*Set exercise*
Extract the whole listing as it stands. Do not include the pictures.

Extracted records

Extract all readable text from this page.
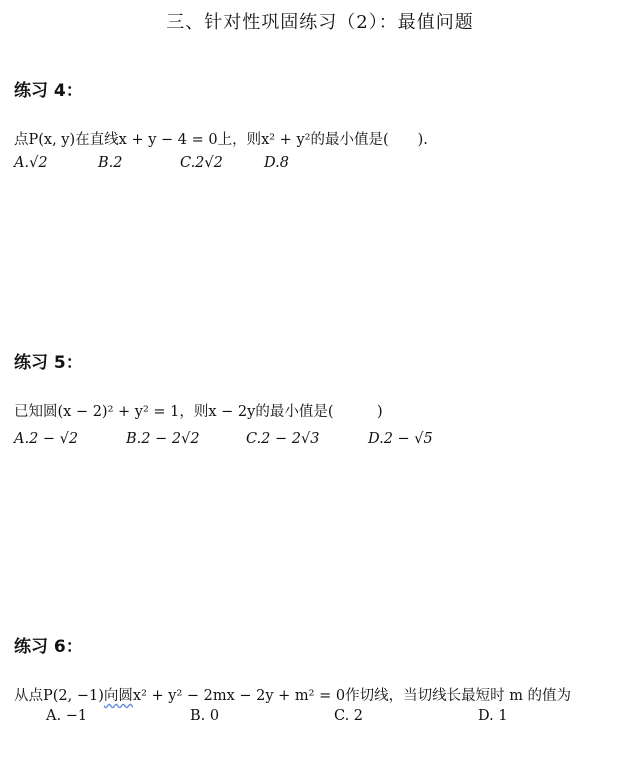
三、针对性巩固练习（2）：最值问题
练习 4：
点P(x, y)在直线x + y − 4 = 0上，则x² + y²的最小值是(　　).
A.√2	B.2	C.2√2	D.8
练习 5：
已知圆(x − 2)² + y² = 1，则x − 2y的最小值是(　　　)
A.2 − √2	B.2 − 2√2	C.2 − 2√3	D.2 − √5
练习 6：
从点P(2, −1)向圆x² + y² − 2mx − 2y + m² = 0作切线，当切线长最短时 m 的值为
A. −1	B. 0	C. 2	D. 1
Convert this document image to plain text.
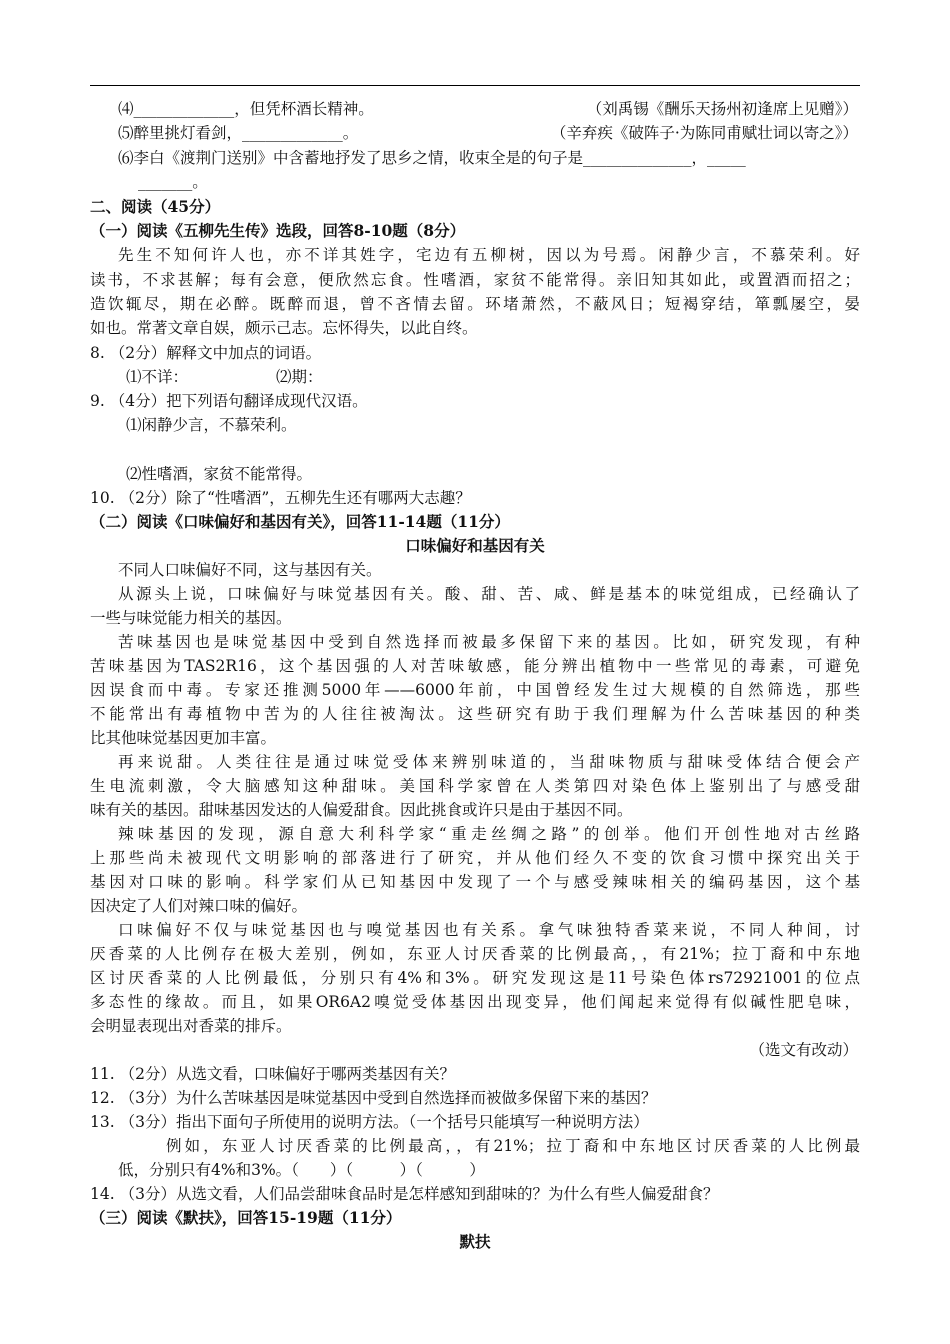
⑷_____________，但凭杯酒长精神。	（刘禹锡《酬乐天扬州初逢席上见赠》）
⑸醉里挑灯看剑，_____________。	（辛弃疾《破阵子·为陈同甫赋壮词以寄之》）
⑹李白《渡荆门送别》中含蓄地抒发了思乡之情，收束全是的句子是______________，_____
_______。
二、阅读（45分）
（一）阅读《五柳先生传》选段，回答8-10题（8分）
先生不知何许人也，亦不详其姓字，宅边有五柳树，因以为号焉。闲静少言，不慕荣利。好
读书，不求甚解；每有会意，便欣然忘食。性嗜酒，家贫不能常得。亲旧知其如此，或置酒而招之；
造饮辄尽，期在必醉。既醉而退，曾不吝情去留。环堵萧然，不蔽风日；短褐穿结，箪瓢屡空，晏
如也。常著文章自娱，颇示己志。忘怀得失，以此自终。
8. （2分）解释文中加点的词语。
⑴不详：	⑵期：
9. （4分）把下列语句翻译成现代汉语。
⑴闲静少言，不慕荣利。
⑵性嗜酒，家贫不能常得。
10. （2分）除了“性嗜酒”，五柳先生还有哪两大志趣？
（二）阅读《口味偏好和基因有关》，回答11-14题（11分）
口味偏好和基因有关
不同人口味偏好不同，这与基因有关。
从源头上说，口味偏好与味觉基因有关。酸、甜、苦、咸、鲜是基本的味觉组成，已经确认了
一些与味觉能力相关的基因。
苦味基因也是味觉基因中受到自然选择而被最多保留下来的基因。比如，研究发现，有种
苦味基因为TAS2R16，这个基因强的人对苦味敏感，能分辨出植物中一些常见的毒素，可避免
因误食而中毒。专家还推测5000年——6000年前，中国曾经发生过大规模的自然筛选，那些
不能常出有毒植物中苦为的人往往被淘汰。这些研究有助于我们理解为什么苦味基因的种类
比其他味觉基因更加丰富。
再来说甜。人类往往是通过味觉受体来辨别味道的，当甜味物质与甜味受体结合便会产
生电流刺激，令大脑感知这种甜味。美国科学家曾在人类第四对染色体上鉴别出了与感受甜
味有关的基因。甜味基因发达的人偏爱甜食。因此挑食或许只是由于基因不同。
辣味基因的发现，源自意大利科学家“重走丝绸之路”的创举。他们开创性地对古丝路
上那些尚未被现代文明影响的部落进行了研究，并从他们经久不变的饮食习惯中探究出关于
基因对口味的影响。科学家们从已知基因中发现了一个与感受辣味相关的编码基因，这个基
因决定了人们对辣口味的偏好。
口味偏好不仅与味觉基因也与嗅觉基因也有关系。拿气味独特香菜来说，不同人种间，讨
厌香菜的人比例存在极大差别，例如，东亚人讨厌香菜的比例最高，，有21%；拉丁裔和中东地
区讨厌香菜的人比例最低，分别只有4%和3%。研究发现这是11号染色体rs72921001的位点
多态性的缘故。而且，如果OR6A2嗅觉受体基因出现变异，他们闻起来觉得有似碱性肥皂味，
会明显表现出对香菜的排斥。
（选文有改动）
11. （2分）从选文看，口味偏好于哪两类基因有关？
12. （3分）为什么苦味基因是味觉基因中受到自然选择而被做多保留下来的基因？
13. （3分）指出下面句子所使用的说明方法。（一个括号只能填写一种说明方法）
例如，东亚人讨厌香菜的比例最高，，有21%；拉丁裔和中东地区讨厌香菜的人比例最
低，分别只有4%和3%。（　　）（　　　）（　　　）
14. （3分）从选文看，人们品尝甜味食品时是怎样感知到甜味的？为什么有些人偏爱甜食？
（三）阅读《默扶》，回答15-19题（11分）
默扶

*Response to the task*
Extract all readable text from this page.
三、针对性巩固练习（2）：最值问题
练习 4：
点P(x, y)在直线x + y − 4 = 0上，则x² + y²的最小值是(　　).
A.√2	B.2	C.2√2	D.8
练习 5：
已知圆(x − 2)² + y² = 1，则x − 2y的最小值是(　　　)
A.2 − √2	B.2 − 2√2	C.2 − 2√3	D.2 − √5
练习 6：
从点P(2, −1)向圆x² + y² − 2mx − 2y + m² = 0作切线，当切线长最短时 m 的值为
A. −1	B. 0	C. 2	D. 1
Convert this document image to plain text.
⑷_____________，但凭杯酒长精神。	（刘禹锡《酬乐天扬州初逢席上见赠》）
⑸醉里挑灯看剑，_____________。	（辛弃疾《破阵子·为陈同甫赋壮词以寄之》）
⑹李白《渡荆门送别》中含蓄地抒发了思乡之情，收束全是的句子是______________，_____
_______。
二、阅读（45分）
（一）阅读《五柳先生传》选段，回答8-10题（8分）
先生不知何许人也，亦不详其姓字，宅边有五柳树，因以为号焉。闲静少言，不慕荣利。好
读书，不求甚解；每有会意，便欣然忘食。性嗜酒，家贫不能常得。亲旧知其如此，或置酒而招之；
造饮辄尽，期在必醉。既醉而退，曾不吝情去留。环堵萧然，不蔽风日；短褐穿结，箪瓢屡空，晏
如也。常著文章自娱，颇示己志。忘怀得失，以此自终。
8. （2分）解释文中加点的词语。
⑴不详：	⑵期：
9. （4分）把下列语句翻译成现代汉语。
⑴闲静少言，不慕荣利。
⑵性嗜酒，家贫不能常得。
10. （2分）除了“性嗜酒”，五柳先生还有哪两大志趣？
（二）阅读《口味偏好和基因有关》，回答11-14题（11分）
口味偏好和基因有关
不同人口味偏好不同，这与基因有关。
从源头上说，口味偏好与味觉基因有关。酸、甜、苦、咸、鲜是基本的味觉组成，已经确认了
一些与味觉能力相关的基因。
苦味基因也是味觉基因中受到自然选择而被最多保留下来的基因。比如，研究发现，有种
苦味基因为TAS2R16，这个基因强的人对苦味敏感，能分辨出植物中一些常见的毒素，可避免
因误食而中毒。专家还推测5000年——6000年前，中国曾经发生过大规模的自然筛选，那些
不能常出有毒植物中苦为的人往往被淘汰。这些研究有助于我们理解为什么苦味基因的种类
比其他味觉基因更加丰富。
再来说甜。人类往往是通过味觉受体来辨别味道的，当甜味物质与甜味受体结合便会产
生电流刺激，令大脑感知这种甜味。美国科学家曾在人类第四对染色体上鉴别出了与感受甜
味有关的基因。甜味基因发达的人偏爱甜食。因此挑食或许只是由于基因不同。
辣味基因的发现，源自意大利科学家“重走丝绸之路”的创举。他们开创性地对古丝路
上那些尚未被现代文明影响的部落进行了研究，并从他们经久不变的饮食习惯中探究出关于
基因对口味的影响。科学家们从已知基因中发现了一个与感受辣味相关的编码基因，这个基
因决定了人们对辣口味的偏好。
口味偏好不仅与味觉基因也与嗅觉基因也有关系。拿气味独特香菜来说，不同人种间，讨
厌香菜的人比例存在极大差别，例如，东亚人讨厌香菜的比例最高，，有21%；拉丁裔和中东地
区讨厌香菜的人比例最低，分别只有4%和3%。研究发现这是11号染色体rs72921001的位点
多态性的缘故。而且，如果OR6A2嗅觉受体基因出现变异，他们闻起来觉得有似碱性肥皂味，
会明显表现出对香菜的排斥。
（选文有改动）
11. （2分）从选文看，口味偏好于哪两类基因有关？
12. （3分）为什么苦味基因是味觉基因中受到自然选择而被做多保留下来的基因？
13. （3分）指出下面句子所使用的说明方法。（一个括号只能填写一种说明方法）
例如，东亚人讨厌香菜的比例最高，，有21%；拉丁裔和中东地区讨厌香菜的人比例最
低，分别只有4%和3%。（　　）（　　　）（　　　）
14. （3分）从选文看，人们品尝甜味食品时是怎样感知到甜味的？为什么有些人偏爱甜食？
（三）阅读《默扶》，回答15-19题（11分）
默扶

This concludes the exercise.